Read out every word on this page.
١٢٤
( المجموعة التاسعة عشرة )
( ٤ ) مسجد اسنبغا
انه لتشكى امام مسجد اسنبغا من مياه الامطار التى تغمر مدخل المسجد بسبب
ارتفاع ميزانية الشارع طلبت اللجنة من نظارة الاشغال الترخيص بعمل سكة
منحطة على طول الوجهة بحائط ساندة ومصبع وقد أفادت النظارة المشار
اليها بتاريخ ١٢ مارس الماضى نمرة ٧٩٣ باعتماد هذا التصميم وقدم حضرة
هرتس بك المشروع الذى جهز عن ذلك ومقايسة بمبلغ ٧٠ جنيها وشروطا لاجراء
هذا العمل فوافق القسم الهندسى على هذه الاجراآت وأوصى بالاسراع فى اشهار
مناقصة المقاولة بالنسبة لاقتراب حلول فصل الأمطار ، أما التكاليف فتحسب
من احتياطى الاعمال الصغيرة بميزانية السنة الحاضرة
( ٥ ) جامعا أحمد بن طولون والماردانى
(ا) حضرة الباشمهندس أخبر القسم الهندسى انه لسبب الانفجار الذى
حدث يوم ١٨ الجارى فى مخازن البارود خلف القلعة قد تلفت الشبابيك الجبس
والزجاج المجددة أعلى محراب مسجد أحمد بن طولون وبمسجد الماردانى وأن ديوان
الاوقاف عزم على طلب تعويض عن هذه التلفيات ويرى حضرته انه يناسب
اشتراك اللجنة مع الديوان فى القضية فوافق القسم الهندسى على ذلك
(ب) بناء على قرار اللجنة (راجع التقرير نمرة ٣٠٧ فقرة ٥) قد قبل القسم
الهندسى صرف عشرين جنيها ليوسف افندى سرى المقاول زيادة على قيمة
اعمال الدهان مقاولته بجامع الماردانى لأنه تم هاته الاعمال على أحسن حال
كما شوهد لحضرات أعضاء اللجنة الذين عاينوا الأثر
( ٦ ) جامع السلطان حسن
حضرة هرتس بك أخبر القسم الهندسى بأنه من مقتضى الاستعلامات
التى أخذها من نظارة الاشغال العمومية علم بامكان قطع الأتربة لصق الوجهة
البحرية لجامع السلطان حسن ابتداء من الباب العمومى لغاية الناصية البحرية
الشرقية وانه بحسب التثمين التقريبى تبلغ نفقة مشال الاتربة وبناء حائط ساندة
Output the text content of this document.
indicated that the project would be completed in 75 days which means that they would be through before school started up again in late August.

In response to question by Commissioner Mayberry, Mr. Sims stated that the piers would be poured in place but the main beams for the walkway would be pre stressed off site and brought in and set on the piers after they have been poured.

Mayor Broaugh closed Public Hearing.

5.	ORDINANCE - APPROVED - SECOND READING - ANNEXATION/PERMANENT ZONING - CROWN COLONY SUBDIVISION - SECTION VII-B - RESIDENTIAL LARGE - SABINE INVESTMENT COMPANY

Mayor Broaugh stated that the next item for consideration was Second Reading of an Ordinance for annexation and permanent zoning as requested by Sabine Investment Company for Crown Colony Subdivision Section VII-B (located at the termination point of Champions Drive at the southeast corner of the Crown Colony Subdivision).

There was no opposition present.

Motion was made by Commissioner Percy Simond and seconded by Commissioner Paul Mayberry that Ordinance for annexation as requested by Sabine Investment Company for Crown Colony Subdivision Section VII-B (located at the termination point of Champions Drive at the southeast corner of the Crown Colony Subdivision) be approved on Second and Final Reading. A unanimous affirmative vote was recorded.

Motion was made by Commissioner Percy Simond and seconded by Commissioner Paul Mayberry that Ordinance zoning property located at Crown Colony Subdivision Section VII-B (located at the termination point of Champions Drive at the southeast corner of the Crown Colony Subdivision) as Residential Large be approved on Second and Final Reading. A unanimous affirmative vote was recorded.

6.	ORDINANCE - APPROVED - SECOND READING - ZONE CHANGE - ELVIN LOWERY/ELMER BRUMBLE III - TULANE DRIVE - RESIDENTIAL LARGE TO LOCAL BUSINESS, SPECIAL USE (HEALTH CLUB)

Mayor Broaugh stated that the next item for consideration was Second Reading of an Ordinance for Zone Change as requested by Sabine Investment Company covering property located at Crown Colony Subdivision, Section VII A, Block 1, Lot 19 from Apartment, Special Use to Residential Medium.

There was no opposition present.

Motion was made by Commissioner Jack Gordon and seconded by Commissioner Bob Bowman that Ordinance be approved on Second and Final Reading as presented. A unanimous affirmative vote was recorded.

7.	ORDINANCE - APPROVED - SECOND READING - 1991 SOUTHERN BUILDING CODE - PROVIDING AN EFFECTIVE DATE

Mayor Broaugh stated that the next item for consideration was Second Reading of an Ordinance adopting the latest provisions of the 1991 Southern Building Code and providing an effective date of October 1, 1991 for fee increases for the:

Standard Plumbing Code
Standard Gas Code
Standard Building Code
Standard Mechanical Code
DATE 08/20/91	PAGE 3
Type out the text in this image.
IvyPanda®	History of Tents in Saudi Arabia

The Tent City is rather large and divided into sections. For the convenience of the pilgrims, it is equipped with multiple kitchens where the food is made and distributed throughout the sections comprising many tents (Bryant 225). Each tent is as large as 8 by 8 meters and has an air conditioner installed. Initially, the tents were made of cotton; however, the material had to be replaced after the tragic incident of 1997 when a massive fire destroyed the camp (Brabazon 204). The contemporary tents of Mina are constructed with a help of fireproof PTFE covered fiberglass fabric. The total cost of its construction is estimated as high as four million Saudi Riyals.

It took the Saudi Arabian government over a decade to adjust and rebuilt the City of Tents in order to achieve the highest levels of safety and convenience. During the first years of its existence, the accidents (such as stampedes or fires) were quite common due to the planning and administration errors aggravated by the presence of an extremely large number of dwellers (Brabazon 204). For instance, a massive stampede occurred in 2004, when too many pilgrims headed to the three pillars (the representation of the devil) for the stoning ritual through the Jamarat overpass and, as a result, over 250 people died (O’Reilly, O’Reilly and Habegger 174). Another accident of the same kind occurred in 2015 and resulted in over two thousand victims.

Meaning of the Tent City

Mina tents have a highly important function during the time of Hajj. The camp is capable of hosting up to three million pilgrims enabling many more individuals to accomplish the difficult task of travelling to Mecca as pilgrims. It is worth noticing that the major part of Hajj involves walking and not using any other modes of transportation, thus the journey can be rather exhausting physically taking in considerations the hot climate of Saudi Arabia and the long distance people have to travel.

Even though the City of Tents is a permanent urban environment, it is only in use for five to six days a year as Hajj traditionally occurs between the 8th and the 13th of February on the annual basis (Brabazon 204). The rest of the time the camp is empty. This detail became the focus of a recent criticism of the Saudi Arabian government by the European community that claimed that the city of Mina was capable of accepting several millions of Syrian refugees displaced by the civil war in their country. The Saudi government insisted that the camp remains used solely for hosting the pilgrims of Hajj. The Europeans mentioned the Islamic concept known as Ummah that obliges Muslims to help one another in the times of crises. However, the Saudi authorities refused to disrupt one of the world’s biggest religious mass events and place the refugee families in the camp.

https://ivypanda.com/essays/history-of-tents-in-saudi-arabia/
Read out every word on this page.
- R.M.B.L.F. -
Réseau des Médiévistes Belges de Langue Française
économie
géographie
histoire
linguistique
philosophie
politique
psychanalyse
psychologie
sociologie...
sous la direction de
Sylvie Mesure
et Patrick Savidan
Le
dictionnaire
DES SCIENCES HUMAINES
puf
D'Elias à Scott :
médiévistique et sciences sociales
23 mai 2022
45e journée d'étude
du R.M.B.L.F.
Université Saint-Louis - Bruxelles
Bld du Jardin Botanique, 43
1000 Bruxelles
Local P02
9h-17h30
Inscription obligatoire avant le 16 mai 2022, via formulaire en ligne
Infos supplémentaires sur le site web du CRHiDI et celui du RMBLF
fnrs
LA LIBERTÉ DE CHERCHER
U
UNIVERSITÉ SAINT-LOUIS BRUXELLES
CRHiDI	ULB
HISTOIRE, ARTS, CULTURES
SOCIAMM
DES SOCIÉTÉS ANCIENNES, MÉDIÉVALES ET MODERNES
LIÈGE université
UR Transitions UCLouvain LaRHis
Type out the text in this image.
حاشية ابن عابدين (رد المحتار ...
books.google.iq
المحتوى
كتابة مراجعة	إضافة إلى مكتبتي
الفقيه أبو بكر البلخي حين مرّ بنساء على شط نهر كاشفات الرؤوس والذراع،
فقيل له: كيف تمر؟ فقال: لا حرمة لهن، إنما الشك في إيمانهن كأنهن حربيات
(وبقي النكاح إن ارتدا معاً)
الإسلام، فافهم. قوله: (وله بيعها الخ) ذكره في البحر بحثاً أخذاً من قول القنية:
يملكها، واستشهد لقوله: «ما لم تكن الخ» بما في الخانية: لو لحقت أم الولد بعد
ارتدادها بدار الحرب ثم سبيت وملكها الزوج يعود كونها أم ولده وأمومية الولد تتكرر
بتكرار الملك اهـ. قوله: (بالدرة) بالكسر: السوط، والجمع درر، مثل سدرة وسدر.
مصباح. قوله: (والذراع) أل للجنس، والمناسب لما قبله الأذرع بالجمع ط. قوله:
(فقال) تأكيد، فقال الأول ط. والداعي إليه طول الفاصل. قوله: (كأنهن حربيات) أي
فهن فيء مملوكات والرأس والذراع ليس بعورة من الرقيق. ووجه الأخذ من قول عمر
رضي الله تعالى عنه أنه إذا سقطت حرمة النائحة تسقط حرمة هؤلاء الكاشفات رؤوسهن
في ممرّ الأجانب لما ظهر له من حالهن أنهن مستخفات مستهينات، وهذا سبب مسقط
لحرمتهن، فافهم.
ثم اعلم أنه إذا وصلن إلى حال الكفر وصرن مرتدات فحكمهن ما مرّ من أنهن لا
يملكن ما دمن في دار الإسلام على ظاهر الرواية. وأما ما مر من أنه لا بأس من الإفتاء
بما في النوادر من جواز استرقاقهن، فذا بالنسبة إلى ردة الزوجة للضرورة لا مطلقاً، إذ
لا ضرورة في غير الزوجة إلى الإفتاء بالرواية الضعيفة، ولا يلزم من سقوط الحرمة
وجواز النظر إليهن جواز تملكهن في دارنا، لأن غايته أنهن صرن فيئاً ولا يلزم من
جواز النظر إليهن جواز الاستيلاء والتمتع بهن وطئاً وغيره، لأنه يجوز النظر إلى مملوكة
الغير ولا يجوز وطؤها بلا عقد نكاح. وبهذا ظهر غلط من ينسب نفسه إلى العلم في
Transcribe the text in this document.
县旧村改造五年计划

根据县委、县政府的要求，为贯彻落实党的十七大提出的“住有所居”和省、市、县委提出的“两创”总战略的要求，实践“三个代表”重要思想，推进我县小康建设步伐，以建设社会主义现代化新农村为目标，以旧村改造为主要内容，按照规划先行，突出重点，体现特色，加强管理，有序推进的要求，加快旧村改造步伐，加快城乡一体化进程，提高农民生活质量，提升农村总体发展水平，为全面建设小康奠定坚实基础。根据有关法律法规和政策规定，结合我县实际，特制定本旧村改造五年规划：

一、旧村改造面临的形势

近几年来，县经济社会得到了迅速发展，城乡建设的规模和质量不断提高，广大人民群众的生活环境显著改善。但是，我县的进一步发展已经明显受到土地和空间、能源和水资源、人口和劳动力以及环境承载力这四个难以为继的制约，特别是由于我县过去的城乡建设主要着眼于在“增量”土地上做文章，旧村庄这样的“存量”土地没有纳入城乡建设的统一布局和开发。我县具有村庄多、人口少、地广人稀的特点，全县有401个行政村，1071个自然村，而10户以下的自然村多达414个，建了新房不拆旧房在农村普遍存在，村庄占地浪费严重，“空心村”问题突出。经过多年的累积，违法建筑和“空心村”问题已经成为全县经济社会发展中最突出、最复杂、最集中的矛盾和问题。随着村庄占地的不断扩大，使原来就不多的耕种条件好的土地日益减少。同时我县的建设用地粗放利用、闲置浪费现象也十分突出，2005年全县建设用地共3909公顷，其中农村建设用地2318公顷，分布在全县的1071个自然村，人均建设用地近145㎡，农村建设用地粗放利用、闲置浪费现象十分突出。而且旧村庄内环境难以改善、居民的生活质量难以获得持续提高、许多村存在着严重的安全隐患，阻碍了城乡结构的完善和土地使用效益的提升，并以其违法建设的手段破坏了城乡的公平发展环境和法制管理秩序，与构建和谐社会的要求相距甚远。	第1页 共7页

_ _ _

• [Objective]: Return the line that contains "Transcribe the text in this document." and all lines after it, verbatim, and nothing else.

• [Completed exercise]:
Transcribe the text in this document.
县旧村改造五年计划

根据县委、县政府的要求，为贯彻落实党的十七大提出的“住有所居”和省、市、县委提出的“两创”总战略的要求，实践“三个代表”重要思想，推进我县小康建设步伐，以建设社会主义现代化新农村为目标，以旧村改造为主要内容，按照规划先行，突出重点，体现特色，加强管理，有序推进的要求，加快旧村改造步伐，加快城乡一体化进程，提高农民生活质量，提升农村总体发展水平，为全面建设小康奠定坚实基础。根据有关法律法规和政策规定，结合我县实际，特制定本旧村改造五年规划：

一、旧村改造面临的形势

近几年来，县经济社会得到了迅速发展，城乡建设的规模和质量不断提高，广大人民群众的生活环境显著改善。但是，我县的进一步发展已经明显受到土地和空间、能源和水资源、人口和劳动力以及环境承载力这四个难以为继的制约，特别是由于我县过去的城乡建设主要着眼于在“增量”土地上做文章，旧村庄这样的“存量”土地没有纳入城乡建设的统一布局和开发。我县具有村庄多、人口少、地广人稀的特点，全县有401个行政村，1071个自然村，而10户以下的自然村多达414个，建了新房不拆旧房在农村普遍存在，村庄占地浪费严重，“空心村”问题突出。经过多年的累积，违法建筑和“空心村”问题已经成为全县经济社会发展中最突出、最复杂、最集中的矛盾和问题。随着村庄占地的不断扩大，使原来就不多的耕种条件好的土地日益减少。同时我县的建设用地粗放利用、闲置浪费现象也十分突出，2005年全县建设用地共3909公顷，其中农村建设用地2318公顷，分布在全县的1071个自然村，人均建设用地近145㎡，农村建设用地粗放利用、闲置浪费现象十分突出。而且旧村庄内环境难以改善、居民的生活质量难以获得持续提高、许多村存在着严重的安全隐患，阻碍了城乡结构的完善和土地使用效益的提升，并以其违法建设的手段破坏了城乡的公平发展环境和法制管理秩序，与构建和谐社会的要求相距甚远。	第1页 共7页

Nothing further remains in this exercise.